---------- Quoted passage
I notice someone has beaten me to it but my patch deals with both old and new schemas automatically so I thought I would offer it here as an alternative.  Of course, I don't mind which ends up in the product!
Comment 12 Howard Wilkinson 2006-04-06 05:55:04 UTC
The alternative patch has the advantage that it does not need a config option to switch on the facility. It does have the disadvantage that it does not allow an environment where both the RFC2307 and the SFU schema objects exist to select which set of data to utilise.

A clean W2K3 R2 release would never suffer from this problem but upgraded W2K0 and W2k3 systems that have used SFU would.

I had considered adding a facility to allow the RFC2307 attributes to override the SFU ones by searching for them first and if not found search for the SFU candidates. This has the disadvantage of needing 2 lookups or one lookup that brings back both sets of data. You win or lose depending on your environment.

I would still prefer to be able to specify which attributes to use, and possibly enhance the code to allow both to be switched on at once for those environments that are migrating from SFu to RFC2307.
Comment 13 Bob Gautier (550 Unknown Recipient) 2006-04-10 04:02:12 UTC
(In reply to comment #12)

> A clean W2K3 R2 release would never suffer from this problem but upgraded W2K0
> and W2k3 systems that have used SFU would.

Yes, I'd been wondering what to do about locations that had both schemas installed -- especially those which had tried to use RFC2307 in the past but had eventually installed SFU instead.  They might have an AD that does not allow schema deletions so they may be unable to discard the now redundant bits of schema.

On the whole I think that from the user's point of view a new config parameter isn't much to have to deal with, and now the code for that new parameter is written we may as well use it.  So the original patch gets my vote.

One concern though: does this patch require all domains to use the same schema?  Is it possible that the set of domains that are accessible to a Samba server includes some rfc2307 domains and some sfu domains?
Comment 14 Howard Wilkinson 2006-04-10 05:12:47 UTC
Bob,

The schema for an Active Directory Forest must be the same in all domains - a strength/weakness of the AD model. So Schema extensions are propagated to all domain controllers. This is a real pain in a large global forest. Across forest boundaries then all bets are off. However, you would have to use trusts or work out how to make Samba a member of multiple forests (domains in different forests to be precise) which as far as I know does not exist as a capability in Samba today.
--------------------
■ **Task to carry out**: Restate the passage of the schema thread from "On the whole" up to and including "some sfu domains?", swapping "original patch" for "alternative patch".
---------- Given information
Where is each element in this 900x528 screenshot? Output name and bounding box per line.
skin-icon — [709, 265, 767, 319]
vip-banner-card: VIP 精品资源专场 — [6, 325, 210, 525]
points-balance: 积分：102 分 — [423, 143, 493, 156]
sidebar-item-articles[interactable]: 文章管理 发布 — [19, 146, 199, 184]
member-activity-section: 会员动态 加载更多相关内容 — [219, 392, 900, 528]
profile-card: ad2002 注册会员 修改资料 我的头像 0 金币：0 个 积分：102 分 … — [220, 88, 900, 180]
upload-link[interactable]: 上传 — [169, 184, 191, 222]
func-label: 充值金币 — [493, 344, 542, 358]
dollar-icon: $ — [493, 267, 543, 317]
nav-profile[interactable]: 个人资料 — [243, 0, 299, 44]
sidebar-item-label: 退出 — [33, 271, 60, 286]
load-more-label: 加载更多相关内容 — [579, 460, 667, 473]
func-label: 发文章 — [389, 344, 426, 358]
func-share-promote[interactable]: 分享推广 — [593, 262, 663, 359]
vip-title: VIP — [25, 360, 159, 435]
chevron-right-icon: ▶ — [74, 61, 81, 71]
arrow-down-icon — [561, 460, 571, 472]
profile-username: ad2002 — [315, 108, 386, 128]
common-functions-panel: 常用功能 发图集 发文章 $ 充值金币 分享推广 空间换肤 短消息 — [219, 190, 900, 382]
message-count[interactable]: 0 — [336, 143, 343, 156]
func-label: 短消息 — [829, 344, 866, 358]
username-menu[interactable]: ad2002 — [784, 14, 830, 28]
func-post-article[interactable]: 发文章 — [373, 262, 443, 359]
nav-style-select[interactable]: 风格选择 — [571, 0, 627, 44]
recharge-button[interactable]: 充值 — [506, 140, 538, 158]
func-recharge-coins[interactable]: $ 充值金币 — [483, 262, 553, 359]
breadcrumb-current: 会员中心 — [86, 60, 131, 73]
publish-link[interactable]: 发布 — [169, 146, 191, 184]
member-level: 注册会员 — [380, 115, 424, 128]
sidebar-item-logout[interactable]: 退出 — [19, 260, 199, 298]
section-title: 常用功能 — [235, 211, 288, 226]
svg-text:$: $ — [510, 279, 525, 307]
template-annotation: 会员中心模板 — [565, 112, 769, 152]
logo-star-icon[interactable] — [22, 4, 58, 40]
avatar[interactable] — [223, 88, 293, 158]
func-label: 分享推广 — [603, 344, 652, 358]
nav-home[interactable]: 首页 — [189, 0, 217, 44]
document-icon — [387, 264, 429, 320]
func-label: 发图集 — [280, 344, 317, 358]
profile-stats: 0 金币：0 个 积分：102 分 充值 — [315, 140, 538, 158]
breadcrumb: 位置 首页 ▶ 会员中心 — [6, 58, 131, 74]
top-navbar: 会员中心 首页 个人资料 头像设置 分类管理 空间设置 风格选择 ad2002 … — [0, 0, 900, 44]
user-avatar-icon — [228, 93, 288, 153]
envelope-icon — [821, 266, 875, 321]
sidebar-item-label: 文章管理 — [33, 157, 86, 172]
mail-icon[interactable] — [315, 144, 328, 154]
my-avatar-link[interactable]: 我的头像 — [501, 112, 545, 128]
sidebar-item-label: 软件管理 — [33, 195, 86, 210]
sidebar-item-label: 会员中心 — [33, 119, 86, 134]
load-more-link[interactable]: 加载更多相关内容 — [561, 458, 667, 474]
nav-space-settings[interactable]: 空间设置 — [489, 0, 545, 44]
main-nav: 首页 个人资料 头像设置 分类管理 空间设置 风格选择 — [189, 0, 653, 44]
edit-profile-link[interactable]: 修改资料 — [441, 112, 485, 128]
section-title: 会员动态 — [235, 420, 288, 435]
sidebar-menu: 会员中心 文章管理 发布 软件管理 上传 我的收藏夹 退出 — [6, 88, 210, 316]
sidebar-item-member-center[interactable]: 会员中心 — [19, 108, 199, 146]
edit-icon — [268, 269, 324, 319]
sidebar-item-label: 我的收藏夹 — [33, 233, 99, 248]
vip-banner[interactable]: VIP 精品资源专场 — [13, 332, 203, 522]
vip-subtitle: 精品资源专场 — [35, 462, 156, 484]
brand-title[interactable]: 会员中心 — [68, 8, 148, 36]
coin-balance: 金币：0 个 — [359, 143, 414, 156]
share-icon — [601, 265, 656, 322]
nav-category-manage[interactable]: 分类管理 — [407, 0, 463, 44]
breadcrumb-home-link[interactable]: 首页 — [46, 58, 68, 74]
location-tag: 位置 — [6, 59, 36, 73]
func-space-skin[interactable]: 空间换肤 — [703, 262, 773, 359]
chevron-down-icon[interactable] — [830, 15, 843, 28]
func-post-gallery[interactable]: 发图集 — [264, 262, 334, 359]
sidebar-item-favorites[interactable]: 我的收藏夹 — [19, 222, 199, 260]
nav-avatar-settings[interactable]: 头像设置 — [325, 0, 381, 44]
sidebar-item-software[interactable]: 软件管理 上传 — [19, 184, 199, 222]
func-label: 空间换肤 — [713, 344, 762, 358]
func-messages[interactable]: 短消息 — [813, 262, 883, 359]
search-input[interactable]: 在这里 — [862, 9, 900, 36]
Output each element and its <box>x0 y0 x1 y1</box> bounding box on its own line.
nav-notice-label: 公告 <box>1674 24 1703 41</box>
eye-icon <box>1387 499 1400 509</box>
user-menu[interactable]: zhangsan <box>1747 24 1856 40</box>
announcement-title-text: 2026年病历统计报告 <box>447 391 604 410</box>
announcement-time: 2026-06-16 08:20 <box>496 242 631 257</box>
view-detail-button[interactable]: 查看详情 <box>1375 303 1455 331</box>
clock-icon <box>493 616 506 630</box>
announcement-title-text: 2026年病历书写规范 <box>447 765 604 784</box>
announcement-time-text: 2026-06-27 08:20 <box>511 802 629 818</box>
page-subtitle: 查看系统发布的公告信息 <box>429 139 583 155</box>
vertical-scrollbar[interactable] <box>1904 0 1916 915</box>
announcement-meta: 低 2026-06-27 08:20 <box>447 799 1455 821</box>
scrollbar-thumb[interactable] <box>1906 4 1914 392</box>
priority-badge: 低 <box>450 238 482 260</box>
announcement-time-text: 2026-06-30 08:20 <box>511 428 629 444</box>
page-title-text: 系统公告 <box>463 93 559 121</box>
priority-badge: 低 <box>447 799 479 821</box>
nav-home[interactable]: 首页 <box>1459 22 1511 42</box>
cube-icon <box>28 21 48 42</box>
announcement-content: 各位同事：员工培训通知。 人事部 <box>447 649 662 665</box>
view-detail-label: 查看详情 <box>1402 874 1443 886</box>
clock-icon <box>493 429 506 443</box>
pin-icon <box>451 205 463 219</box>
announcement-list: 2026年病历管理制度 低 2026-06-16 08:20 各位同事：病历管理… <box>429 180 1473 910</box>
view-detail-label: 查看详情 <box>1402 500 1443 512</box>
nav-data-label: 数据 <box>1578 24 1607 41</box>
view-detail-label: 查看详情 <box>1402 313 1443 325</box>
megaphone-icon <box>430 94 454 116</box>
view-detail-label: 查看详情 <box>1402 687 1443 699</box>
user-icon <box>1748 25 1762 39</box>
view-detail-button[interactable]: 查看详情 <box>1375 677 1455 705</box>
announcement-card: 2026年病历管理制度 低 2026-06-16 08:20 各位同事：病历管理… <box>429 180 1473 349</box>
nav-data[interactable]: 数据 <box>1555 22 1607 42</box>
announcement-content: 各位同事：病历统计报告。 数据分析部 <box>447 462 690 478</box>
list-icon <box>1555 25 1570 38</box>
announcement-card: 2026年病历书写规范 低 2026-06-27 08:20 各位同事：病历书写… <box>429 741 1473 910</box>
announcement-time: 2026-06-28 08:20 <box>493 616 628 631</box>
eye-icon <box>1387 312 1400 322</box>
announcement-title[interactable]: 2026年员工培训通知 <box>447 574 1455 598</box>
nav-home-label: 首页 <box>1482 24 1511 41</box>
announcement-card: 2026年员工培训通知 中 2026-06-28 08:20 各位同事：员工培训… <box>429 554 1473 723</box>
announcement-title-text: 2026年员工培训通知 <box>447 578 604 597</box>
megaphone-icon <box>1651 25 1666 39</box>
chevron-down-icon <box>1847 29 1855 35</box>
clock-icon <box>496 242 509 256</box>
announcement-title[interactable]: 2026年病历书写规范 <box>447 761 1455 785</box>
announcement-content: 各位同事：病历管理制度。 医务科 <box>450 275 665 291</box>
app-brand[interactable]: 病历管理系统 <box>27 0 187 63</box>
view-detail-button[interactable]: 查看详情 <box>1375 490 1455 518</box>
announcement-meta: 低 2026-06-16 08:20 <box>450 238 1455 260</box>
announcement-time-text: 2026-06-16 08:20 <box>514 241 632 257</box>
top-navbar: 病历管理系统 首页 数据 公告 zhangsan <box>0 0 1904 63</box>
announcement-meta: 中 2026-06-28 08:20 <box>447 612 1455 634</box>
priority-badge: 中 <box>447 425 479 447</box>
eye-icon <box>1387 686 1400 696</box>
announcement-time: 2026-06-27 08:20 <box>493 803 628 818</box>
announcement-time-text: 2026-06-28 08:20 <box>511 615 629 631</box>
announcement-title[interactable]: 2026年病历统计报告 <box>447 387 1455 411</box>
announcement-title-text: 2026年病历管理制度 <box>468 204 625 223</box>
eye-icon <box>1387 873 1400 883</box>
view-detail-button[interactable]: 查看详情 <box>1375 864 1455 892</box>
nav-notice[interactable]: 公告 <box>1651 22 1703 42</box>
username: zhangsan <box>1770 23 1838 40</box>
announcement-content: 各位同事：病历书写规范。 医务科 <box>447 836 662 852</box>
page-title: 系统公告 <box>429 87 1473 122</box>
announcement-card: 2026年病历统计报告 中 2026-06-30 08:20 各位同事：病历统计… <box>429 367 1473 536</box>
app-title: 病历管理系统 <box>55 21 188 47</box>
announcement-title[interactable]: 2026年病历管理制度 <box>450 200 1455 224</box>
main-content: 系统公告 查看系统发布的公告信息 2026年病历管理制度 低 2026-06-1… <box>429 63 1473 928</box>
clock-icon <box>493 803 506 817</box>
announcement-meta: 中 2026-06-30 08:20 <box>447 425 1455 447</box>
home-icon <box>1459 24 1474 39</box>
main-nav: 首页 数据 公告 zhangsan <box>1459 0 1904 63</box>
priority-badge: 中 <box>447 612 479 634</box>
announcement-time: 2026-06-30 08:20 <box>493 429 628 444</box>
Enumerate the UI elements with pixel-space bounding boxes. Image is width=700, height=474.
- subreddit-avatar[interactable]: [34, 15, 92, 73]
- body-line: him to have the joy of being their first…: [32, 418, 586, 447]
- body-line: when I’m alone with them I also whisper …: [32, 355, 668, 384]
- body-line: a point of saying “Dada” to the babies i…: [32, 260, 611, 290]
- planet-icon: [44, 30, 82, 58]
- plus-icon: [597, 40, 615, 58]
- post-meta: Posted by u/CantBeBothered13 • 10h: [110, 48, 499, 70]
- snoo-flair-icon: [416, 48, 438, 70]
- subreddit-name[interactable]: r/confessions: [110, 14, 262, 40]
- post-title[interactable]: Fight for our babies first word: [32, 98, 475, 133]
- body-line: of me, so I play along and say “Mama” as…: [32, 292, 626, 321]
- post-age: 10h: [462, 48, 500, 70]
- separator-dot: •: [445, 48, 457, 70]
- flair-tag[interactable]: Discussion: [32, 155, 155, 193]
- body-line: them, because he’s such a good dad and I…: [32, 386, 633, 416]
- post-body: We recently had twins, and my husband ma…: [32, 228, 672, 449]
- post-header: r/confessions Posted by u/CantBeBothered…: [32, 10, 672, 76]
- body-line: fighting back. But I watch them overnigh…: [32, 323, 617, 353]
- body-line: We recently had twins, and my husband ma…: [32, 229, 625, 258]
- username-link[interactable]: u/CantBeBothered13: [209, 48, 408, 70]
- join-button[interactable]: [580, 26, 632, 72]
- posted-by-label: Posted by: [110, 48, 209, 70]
--------------------
■ **Worked solution**:
On the whole I think that from the user's point of view a new config parameter isn't much to have to deal with, and now the code for that new parameter is written we may as well use it.  So the alternative patch gets my vote.

One concern though: does this patch require all domains to use the same schema?  Is it possible that the set of domains that are accessible to a Samba server includes some rfc2307 domains and some sfu domains?